[Collected data]

====================

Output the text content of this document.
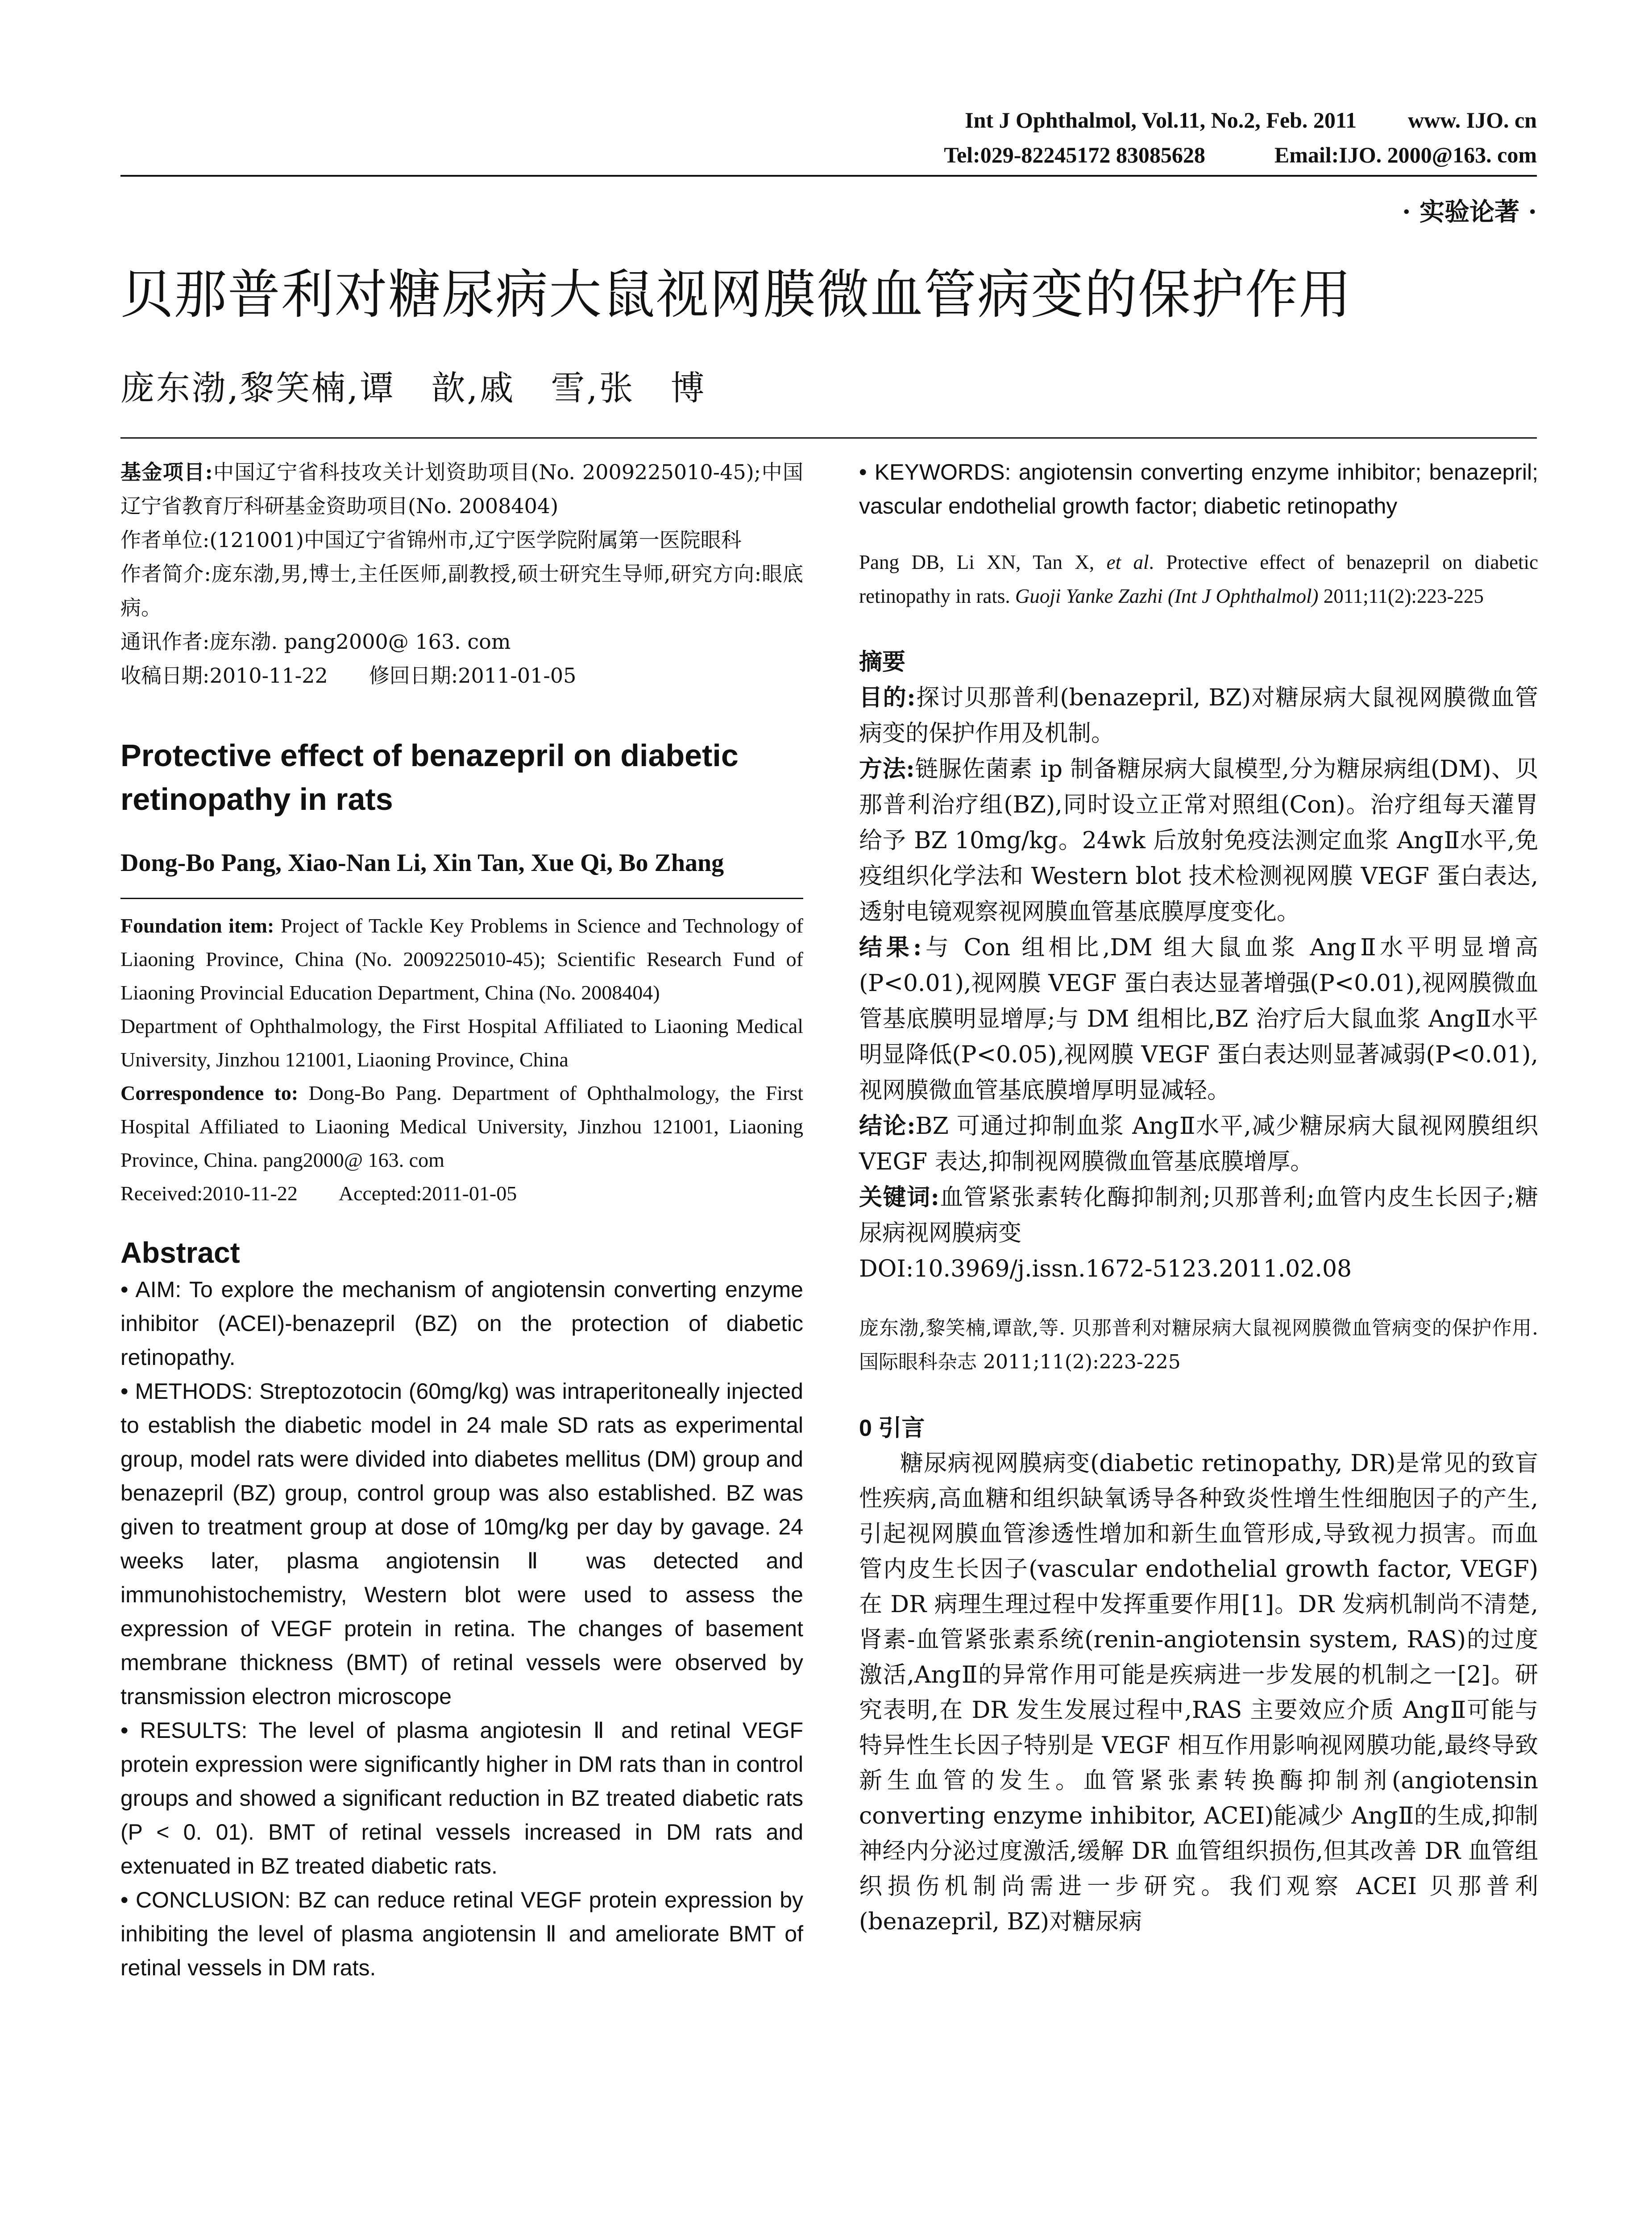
Int J Ophthalmol, Vol.11, No.2, Feb. 2011 www. IJO. cn
Tel:029-82245172 83085628	Email:IJO. 2000@163. com
· 实验论著 ·
贝那普利对糖尿病大鼠视网膜微血管病变的保护作用
庞东渤,黎笑楠,谭　歆,戚　雪,张　博

基金项目:中国辽宁省科技攻关计划资助项目(No. 2009225010-45);中国辽宁省教育厅科研基金资助项目(No. 2008404)

作者单位:(121001)中国辽宁省锦州市,辽宁医学院附属第一医院眼科

作者简介:庞东渤,男,博士,主任医师,副教授,硕士研究生导师,研究方向:眼底病。

通讯作者:庞东渤. pang2000@ 163. com

收稿日期:2010-11-22　　修回日期:2011-01-05

Protective effect of benazepril on diabetic retinopathy in rats

Dong-Bo Pang, Xiao-Nan Li, Xin Tan, Xue Qi, Bo Zhang

Foundation item: Project of Tackle Key Problems in Science and Technology of Liaoning Province, China (No. 2009225010-45); Scientific Research Fund of Liaoning Provincial Education Department, China (No. 2008404)

Department of Ophthalmology, the First Hospital Affiliated to Liaoning Medical University, Jinzhou 121001, Liaoning Province, China

Correspondence to: Dong-Bo Pang. Department of Ophthalmology, the First Hospital Affiliated to Liaoning Medical University, Jinzhou 121001, Liaoning Province, China. pang2000@ 163. com

Received:2010-11-22　　Accepted:2011-01-05

Abstract

• AIM: To explore the mechanism of angiotensin converting enzyme inhibitor (ACEI)-benazepril (BZ) on the protection of diabetic retinopathy.

• METHODS: Streptozotocin (60mg/kg) was intraperitoneally injected to establish the diabetic model in 24 male SD rats as experimental group, model rats were divided into diabetes mellitus (DM) group and benazepril (BZ) group, control group was also established. BZ was given to treatment group at dose of 10mg/kg per day by gavage. 24 weeks later, plasma angiotensin Ⅱ was detected and immunohistochemistry, Western blot were used to assess the expression of VEGF protein in retina. The changes of basement membrane thickness (BMT) of retinal vessels were observed by transmission electron microscope

• RESULTS: The level of plasma angiotesin Ⅱ and retinal VEGF protein expression were significantly higher in DM rats than in control groups and showed a significant reduction in BZ treated diabetic rats (P < 0. 01). BMT of retinal vessels increased in DM rats and extenuated in BZ treated diabetic rats.

• CONCLUSION: BZ can reduce retinal VEGF protein expression by inhibiting the level of plasma angiotensin Ⅱ and ameliorate BMT of retinal vessels in DM rats.

• KEYWORDS: angiotensin converting enzyme inhibitor; benazepril; vascular endothelial growth factor; diabetic retinopathy

Pang DB, Li XN, Tan X, et al. Protective effect of benazepril on diabetic retinopathy in rats. Guoji Yanke Zazhi (Int J Ophthalmol) 2011;11(2):223-225

摘要

目的:探讨贝那普利(benazepril, BZ)对糖尿病大鼠视网膜微血管病变的保护作用及机制。

方法:链脲佐菌素 ip 制备糖尿病大鼠模型,分为糖尿病组(DM)、贝那普利治疗组(BZ),同时设立正常对照组(Con)。治疗组每天灌胃给予 BZ 10mg/kg。24wk 后放射免疫法测定血浆 AngⅡ水平,免疫组织化学法和 Western blot 技术检测视网膜 VEGF 蛋白表达,透射电镜观察视网膜血管基底膜厚度变化。

结果:与 Con 组相比,DM 组大鼠血浆 AngⅡ水平明显增高(P<0.01),视网膜 VEGF 蛋白表达显著增强(P<0.01),视网膜微血管基底膜明显增厚;与 DM 组相比,BZ 治疗后大鼠血浆 AngⅡ水平明显降低(P<0.05),视网膜 VEGF 蛋白表达则显著减弱(P<0.01),视网膜微血管基底膜增厚明显减轻。

结论:BZ 可通过抑制血浆 AngⅡ水平,减少糖尿病大鼠视网膜组织 VEGF 表达,抑制视网膜微血管基底膜增厚。

关键词:血管紧张素转化酶抑制剂;贝那普利;血管内皮生长因子;糖尿病视网膜病变

DOI:10.3969/j.issn.1672-5123.2011.02.08

庞东渤,黎笑楠,谭歆,等. 贝那普利对糖尿病大鼠视网膜微血管病变的保护作用. 国际眼科杂志 2011;11(2):223-225

0 引言

糖尿病视网膜病变(diabetic retinopathy, DR)是常见的致盲性疾病,高血糖和组织缺氧诱导各种致炎性增生性细胞因子的产生,引起视网膜血管渗透性增加和新生血管形成,导致视力损害。而血管内皮生长因子(vascular endothelial growth factor, VEGF)在 DR 病理生理过程中发挥重要作用[1]。DR 发病机制尚不清楚,肾素-血管紧张素系统(renin-angiotensin system, RAS)的过度激活,AngⅡ的异常作用可能是疾病进一步发展的机制之一[2]。研究表明,在 DR 发生发展过程中,RAS 主要效应介质 AngⅡ可能与特异性生长因子特别是 VEGF 相互作用影响视网膜功能,最终导致新生血管的发生。血管紧张素转换酶抑制剂(angiotensin converting enzyme inhibitor, ACEI)能减少 AngⅡ的生成,抑制神经内分泌过度激活,缓解 DR 血管组织损伤,但其改善 DR 血管组织损伤机制尚需进一步研究。我们观察 ACEI 贝那普利(benazepril, BZ)对糖尿病
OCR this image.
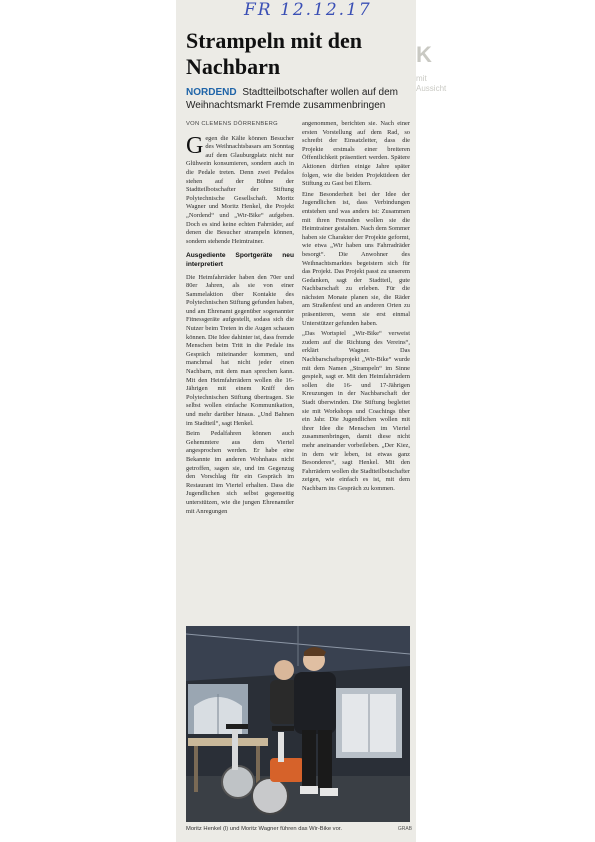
K
mit Aussicht
FR 12.12.17
Strampeln mit den Nachbarn
NORDEND Stadtteilbotschafter wollen auf dem Weihnachtsmarkt Fremde zusammenbringen
VON CLEMENS DÖRRENBERG

Gegen die Kälte können Besucher des Weihnachtsbasars am Sonntag auf dem Glauburgplatz nicht nur Glühwein konsumieren, sondern auch in die Pedale treten. Denn zwei Pedalos stehen auf der Bühne der Stadtteilbotschafter der Stiftung Polytechnische Gesellschaft. Moritz Wagner und Moritz Henkel, die Projekt „Nordend“ und „Wir-Bike“ aufgeben. Doch es sind keine echten Fahrräder, auf denen die Besucher strampeln können, sondern stehende Heimtrainer.

Ausgediente Sportgeräte neu interpretiert

Die Heimfahrräder haben den 70er und 80er Jahren, als sie von einer Sammelaktion über Kontakte des Polytechnischen Stiftung gefunden haben, und am Ehrenamt gegenüber sogenannter Fitnessgeräte aufgestellt, sodass sich die Nutzer beim Treten in die Augen schauen können. Die Idee dahinter ist, dass fremde Menschen beim Tritt in die Pedale ins Gespräch miteinander kommen, und manchmal hat nicht jeder einen Nachbarn, mit dem man sprechen kann. Mit den Heimfahrrädern wollen die 16-Jährigen mit einem Kniff den Polytechnischen Stiftung übertragen. Sie selbst wollen einfache Kommunikation, und mehr darüber hinaus. „Und Bahnen im Stadtteil“, sagt Henkel.

Beim Pedalfahren können auch Gehemmtere aus dem Viertel angesprochen werden. Er habe eine Bekannte im anderen Wohnhaus nicht getroffen, sagen sie, und im Gegenzug den Vorschlag für ein Gespräch im Restaurant im Viertel erhalten. Dass die Jugendlichen sich selbst gegenseitig unterstützen, wie die jungen Ehrenamtler mit Anregungen

angenommen, berichten sie. Nach einer ersten Vorstellung auf dem Rad, so schreibt der Einsatzleiter, dass die Projekte erstmals einer breiteren Öffentlichkeit präsentiert werden. Spätere Aktionen dürften einige Jahre später folgen, wie die beiden Projektideen der Stiftung zu Gast bei Eltern.

Eine Besonderheit bei der Idee der Jugendlichen ist, dass Verbindungen entstehen und was anders ist: Zusammen mit ihren Freunden wollen sie die Heimtrainer gestalten. Nach dem Sommer haben sie Charakter der Projekte geformt, wie etwa „Wir haben uns Fahrradräder besorgt“. Die Anwohner des Weihnachtsmarktes begeistern sich für das Projekt. Das Projekt passt zu unserem Gedanken, sagt der Stadtteil, gute Nachbarschaft zu erleben. Für die nächsten Monate planen sie, die Räder am Straßenfest und an anderen Orten zu präsentieren, wenn sie erst einmal Unterstützer gefunden haben.

„Das Wortspiel „Wir-Bike“ verweist zudem auf die Richtung des Vereins“, erklärt Wagner. Das Nachbarschaftsprojekt „Wir-Bike“ wurde mit dem Namen „Strampeln“ im Sinne gespielt, sagt er. Mit den Heimfahrrädern sollen die 16- und 17-Jährigen Kreuzungen in der Nachbarschaft der Stadt überwinden. Die Stiftung begleitet sie mit Workshops und Coachings über ein Jahr. Die Jugendlichen wollen mit ihrer Idee die Menschen im Viertel zusammenbringen, damit diese nicht mehr aneinander vorbeileben. „Der Kiez, in dem wir leben, ist etwas ganz Besonderes“, sagt Henkel. Mit den Fahrrädern wollen die Stadtteilbotschafter zeigen, wie einfach es ist, mit dem Nachbarn ins Gespräch zu kommen.

Moritz Henkel (l) und Moritz Wagner führen das Wir-Bike vor.	GRAB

====================

- _Work order_:
Copy the lines above that hold the word "贝那普利对糖尿病大鼠视网膜微血管病变的保护作用".

- _Response below_:
贝那普利对糖尿病大鼠视网膜微血管病变的保护作用
庞东渤,黎笑楠,谭歆,等. 贝那普利对糖尿病大鼠视网膜微血管病变的保护作用. 国际眼科杂志 2011;11(2):223-225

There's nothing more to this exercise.